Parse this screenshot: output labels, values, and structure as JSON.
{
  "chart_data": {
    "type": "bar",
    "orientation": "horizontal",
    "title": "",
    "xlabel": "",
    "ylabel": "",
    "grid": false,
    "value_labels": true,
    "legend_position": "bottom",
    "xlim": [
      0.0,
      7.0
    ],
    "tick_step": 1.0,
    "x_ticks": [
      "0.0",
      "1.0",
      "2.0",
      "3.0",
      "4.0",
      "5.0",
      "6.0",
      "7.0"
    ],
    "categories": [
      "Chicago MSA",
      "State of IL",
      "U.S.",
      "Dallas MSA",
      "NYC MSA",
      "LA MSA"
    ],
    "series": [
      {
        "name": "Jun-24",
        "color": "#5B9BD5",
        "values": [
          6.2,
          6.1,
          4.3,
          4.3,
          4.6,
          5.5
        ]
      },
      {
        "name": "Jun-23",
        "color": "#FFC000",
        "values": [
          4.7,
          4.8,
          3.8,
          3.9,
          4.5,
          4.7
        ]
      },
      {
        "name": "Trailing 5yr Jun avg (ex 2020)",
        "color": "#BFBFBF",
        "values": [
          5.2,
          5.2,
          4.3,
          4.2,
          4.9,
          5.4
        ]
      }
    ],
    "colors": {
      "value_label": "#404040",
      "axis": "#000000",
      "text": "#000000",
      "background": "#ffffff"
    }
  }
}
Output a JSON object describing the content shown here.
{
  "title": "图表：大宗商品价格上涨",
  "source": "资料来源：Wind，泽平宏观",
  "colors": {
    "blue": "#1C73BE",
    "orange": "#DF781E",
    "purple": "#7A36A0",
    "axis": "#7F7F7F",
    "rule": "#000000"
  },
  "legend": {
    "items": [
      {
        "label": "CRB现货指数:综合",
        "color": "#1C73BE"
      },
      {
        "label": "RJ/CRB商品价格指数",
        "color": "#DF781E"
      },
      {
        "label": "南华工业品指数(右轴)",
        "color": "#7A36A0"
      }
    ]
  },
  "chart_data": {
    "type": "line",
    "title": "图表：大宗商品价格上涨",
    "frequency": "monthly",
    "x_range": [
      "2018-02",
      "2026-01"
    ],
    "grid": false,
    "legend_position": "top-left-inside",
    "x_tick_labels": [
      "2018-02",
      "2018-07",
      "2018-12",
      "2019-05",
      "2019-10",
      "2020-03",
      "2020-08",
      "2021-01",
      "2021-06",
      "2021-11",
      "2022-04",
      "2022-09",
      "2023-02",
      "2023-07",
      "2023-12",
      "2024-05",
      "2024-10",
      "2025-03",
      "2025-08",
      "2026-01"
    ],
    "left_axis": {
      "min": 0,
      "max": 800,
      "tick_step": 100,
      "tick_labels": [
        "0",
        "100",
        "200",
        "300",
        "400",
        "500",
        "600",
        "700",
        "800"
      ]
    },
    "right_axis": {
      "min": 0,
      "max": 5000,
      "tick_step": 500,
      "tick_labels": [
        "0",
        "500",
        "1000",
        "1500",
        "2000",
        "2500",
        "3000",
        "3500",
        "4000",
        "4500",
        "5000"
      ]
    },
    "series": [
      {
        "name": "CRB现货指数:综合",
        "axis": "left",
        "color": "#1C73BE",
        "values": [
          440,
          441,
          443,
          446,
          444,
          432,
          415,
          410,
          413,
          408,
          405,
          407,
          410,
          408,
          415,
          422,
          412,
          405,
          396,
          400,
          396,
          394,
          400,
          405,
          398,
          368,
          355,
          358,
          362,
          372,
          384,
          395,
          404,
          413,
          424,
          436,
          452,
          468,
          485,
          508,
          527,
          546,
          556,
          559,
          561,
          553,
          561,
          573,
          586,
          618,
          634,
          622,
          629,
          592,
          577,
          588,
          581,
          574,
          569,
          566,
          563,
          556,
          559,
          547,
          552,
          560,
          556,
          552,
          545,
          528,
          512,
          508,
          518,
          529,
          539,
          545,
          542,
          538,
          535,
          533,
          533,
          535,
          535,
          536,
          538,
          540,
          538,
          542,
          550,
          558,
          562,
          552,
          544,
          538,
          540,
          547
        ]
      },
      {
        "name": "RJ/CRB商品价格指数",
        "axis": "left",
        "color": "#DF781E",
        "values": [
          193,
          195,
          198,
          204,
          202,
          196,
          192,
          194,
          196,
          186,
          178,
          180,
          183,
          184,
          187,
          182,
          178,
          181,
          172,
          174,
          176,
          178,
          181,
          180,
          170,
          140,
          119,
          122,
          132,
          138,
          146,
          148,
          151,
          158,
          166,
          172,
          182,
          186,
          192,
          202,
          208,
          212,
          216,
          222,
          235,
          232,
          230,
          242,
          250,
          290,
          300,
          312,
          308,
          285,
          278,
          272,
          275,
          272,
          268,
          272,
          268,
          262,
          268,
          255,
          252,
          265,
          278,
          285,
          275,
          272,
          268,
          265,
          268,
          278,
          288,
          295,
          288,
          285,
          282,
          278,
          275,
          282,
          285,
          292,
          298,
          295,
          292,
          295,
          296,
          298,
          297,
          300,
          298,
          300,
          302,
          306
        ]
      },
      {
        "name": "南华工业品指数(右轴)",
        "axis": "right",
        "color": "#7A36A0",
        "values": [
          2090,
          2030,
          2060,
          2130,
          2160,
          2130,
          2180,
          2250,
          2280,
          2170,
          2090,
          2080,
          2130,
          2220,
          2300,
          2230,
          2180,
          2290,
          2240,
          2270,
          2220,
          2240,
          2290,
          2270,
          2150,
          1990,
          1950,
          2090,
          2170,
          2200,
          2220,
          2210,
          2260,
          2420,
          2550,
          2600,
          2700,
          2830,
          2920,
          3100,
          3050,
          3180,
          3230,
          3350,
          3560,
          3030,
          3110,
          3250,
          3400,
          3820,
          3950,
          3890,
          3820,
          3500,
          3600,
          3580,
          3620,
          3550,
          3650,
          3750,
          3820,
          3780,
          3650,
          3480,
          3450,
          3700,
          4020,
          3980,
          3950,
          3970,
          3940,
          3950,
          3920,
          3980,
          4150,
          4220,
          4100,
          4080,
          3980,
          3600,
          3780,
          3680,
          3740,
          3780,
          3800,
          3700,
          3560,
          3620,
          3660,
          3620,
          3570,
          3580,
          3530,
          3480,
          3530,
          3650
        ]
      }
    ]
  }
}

**What to do**: Please restate the data word for word, every record included.

**Expected output**:
Parse this screenshot: output labels, values, and structure as JSON.
{
  "chart_data": {
    "type": "bar",
    "orientation": "horizontal",
    "title": "",
    "xlabel": "",
    "ylabel": "",
    "grid": false,
    "value_labels": true,
    "legend_position": "bottom",
    "xlim": [
      0.0,
      7.0
    ],
    "tick_step": 1.0,
    "x_ticks": [
      "0.0",
      "1.0",
      "2.0",
      "3.0",
      "4.0",
      "5.0",
      "6.0",
      "7.0"
    ],
    "categories": [
      "Chicago MSA",
      "State of IL",
      "U.S.",
      "Dallas MSA",
      "NYC MSA",
      "LA MSA"
    ],
    "series": [
      {
        "name": "Jun-24",
        "color": "#5B9BD5",
        "values": [
          6.2,
          6.1,
          4.3,
          4.3,
          4.6,
          5.5
        ]
      },
      {
        "name": "Jun-23",
        "color": "#FFC000",
        "values": [
          4.7,
          4.8,
          3.8,
          3.9,
          4.5,
          4.7
        ]
      },
      {
        "name": "Trailing 5yr Jun avg (ex 2020)",
        "color": "#BFBFBF",
        "values": [
          5.2,
          5.2,
          4.3,
          4.2,
          4.9,
          5.4
        ]
      }
    ],
    "colors": {
      "value_label": "#404040",
      "axis": "#000000",
      "text": "#000000",
      "background": "#ffffff"
    }
  }
}
Output a JSON object describing the content shown here.
{
  "title": "图表：大宗商品价格上涨",
  "source": "资料来源：Wind，泽平宏观",
  "colors": {
    "blue": "#1C73BE",
    "orange": "#DF781E",
    "purple": "#7A36A0",
    "axis": "#7F7F7F",
    "rule": "#000000"
  },
  "legend": {
    "items": [
      {
        "label": "CRB现货指数:综合",
        "color": "#1C73BE"
      },
      {
        "label": "RJ/CRB商品价格指数",
        "color": "#DF781E"
      },
      {
        "label": "南华工业品指数(右轴)",
        "color": "#7A36A0"
      }
    ]
  },
  "chart_data": {
    "type": "line",
    "title": "图表：大宗商品价格上涨",
    "frequency": "monthly",
    "x_range": [
      "2018-02",
      "2026-01"
    ],
    "grid": false,
    "legend_position": "top-left-inside",
    "x_tick_labels": [
      "2018-02",
      "2018-07",
      "2018-12",
      "2019-05",
      "2019-10",
      "2020-03",
      "2020-08",
      "2021-01",
      "2021-06",
      "2021-11",
      "2022-04",
      "2022-09",
      "2023-02",
      "2023-07",
      "2023-12",
      "2024-05",
      "2024-10",
      "2025-03",
      "2025-08",
      "2026-01"
    ],
    "left_axis": {
      "min": 0,
      "max": 800,
      "tick_step": 100,
      "tick_labels": [
        "0",
        "100",
        "200",
        "300",
        "400",
        "500",
        "600",
        "700",
        "800"
      ]
    },
    "right_axis": {
      "min": 0,
      "max": 5000,
      "tick_step": 500,
      "tick_labels": [
        "0",
        "500",
        "1000",
        "1500",
        "2000",
        "2500",
        "3000",
        "3500",
        "4000",
        "4500",
        "5000"
      ]
    },
    "series": [
      {
        "name": "CRB现货指数:综合",
        "axis": "left",
        "color": "#1C73BE",
        "values": [
          440,
          441,
          443,
          446,
          444,
          432,
          415,
          410,
          413,
          408,
          405,
          407,
          410,
          408,
          415,
          422,
          412,
          405,
          396,
          400,
          396,
          394,
          400,
          405,
          398,
          368,
          355,
          358,
          362,
          372,
          384,
          395,
          404,
          413,
          424,
          436,
          452,
          468,
          485,
          508,
          527,
          546,
          556,
          559,
          561,
          553,
          561,
          573,
          586,
          618,
          634,
          622,
          629,
          592,
          577,
          588,
          581,
          574,
          569,
          566,
          563,
          556,
          559,
          547,
          552,
          560,
          556,
          552,
          545,
          528,
          512,
          508,
          518,
          529,
          539,
          545,
          542,
          538,
          535,
          533,
          533,
          535,
          535,
          536,
          538,
          540,
          538,
          542,
          550,
          558,
          562,
          552,
          544,
          538,
          540,
          547
        ]
      },
      {
        "name": "RJ/CRB商品价格指数",
        "axis": "left",
        "color": "#DF781E",
        "values": [
          193,
          195,
          198,
          204,
          202,
          196,
          192,
          194,
          196,
          186,
          178,
          180,
          183,
          184,
          187,
          182,
          178,
          181,
          172,
          174,
          176,
          178,
          181,
          180,
          170,
          140,
          119,
          122,
          132,
          138,
          146,
          148,
          151,
          158,
          166,
          172,
          182,
          186,
          192,
          202,
          208,
          212,
          216,
          222,
          235,
          232,
          230,
          242,
          250,
          290,
          300,
          312,
          308,
          285,
          278,
          272,
          275,
          272,
          268,
          272,
          268,
          262,
          268,
          255,
          252,
          265,
          278,
          285,
          275,
          272,
          268,
          265,
          268,
          278,
          288,
          295,
          288,
          285,
          282,
          278,
          275,
          282,
          285,
          292,
          298,
          295,
          292,
          295,
          296,
          298,
          297,
          300,
          298,
          300,
          302,
          306
        ]
      },
      {
        "name": "南华工业品指数(右轴)",
        "axis": "right",
        "color": "#7A36A0",
        "values": [
          2090,
          2030,
          2060,
          2130,
          2160,
          2130,
          2180,
          2250,
          2280,
          2170,
          2090,
          2080,
          2130,
          2220,
          2300,
          2230,
          2180,
          2290,
          2240,
          2270,
          2220,
          2240,
          2290,
          2270,
          2150,
          1990,
          1950,
          2090,
          2170,
          2200,
          2220,
          2210,
          2260,
          2420,
          2550,
          2600,
          2700,
          2830,
          2920,
          3100,
          3050,
          3180,
          3230,
          3350,
          3560,
          3030,
          3110,
          3250,
          3400,
          3820,
          3950,
          3890,
          3820,
          3500,
          3600,
          3580,
          3620,
          3550,
          3650,
          3750,
          3820,
          3780,
          3650,
          3480,
          3450,
          3700,
          4020,
          3980,
          3950,
          3970,
          3940,
          3950,
          3920,
          3980,
          4150,
          4220,
          4100,
          4080,
          3980,
          3600,
          3780,
          3680,
          3740,
          3780,
          3800,
          3700,
          3560,
          3620,
          3660,
          3620,
          3570,
          3580,
          3530,
          3480,
          3530,
          3650
        ]
      }
    ]
  }
}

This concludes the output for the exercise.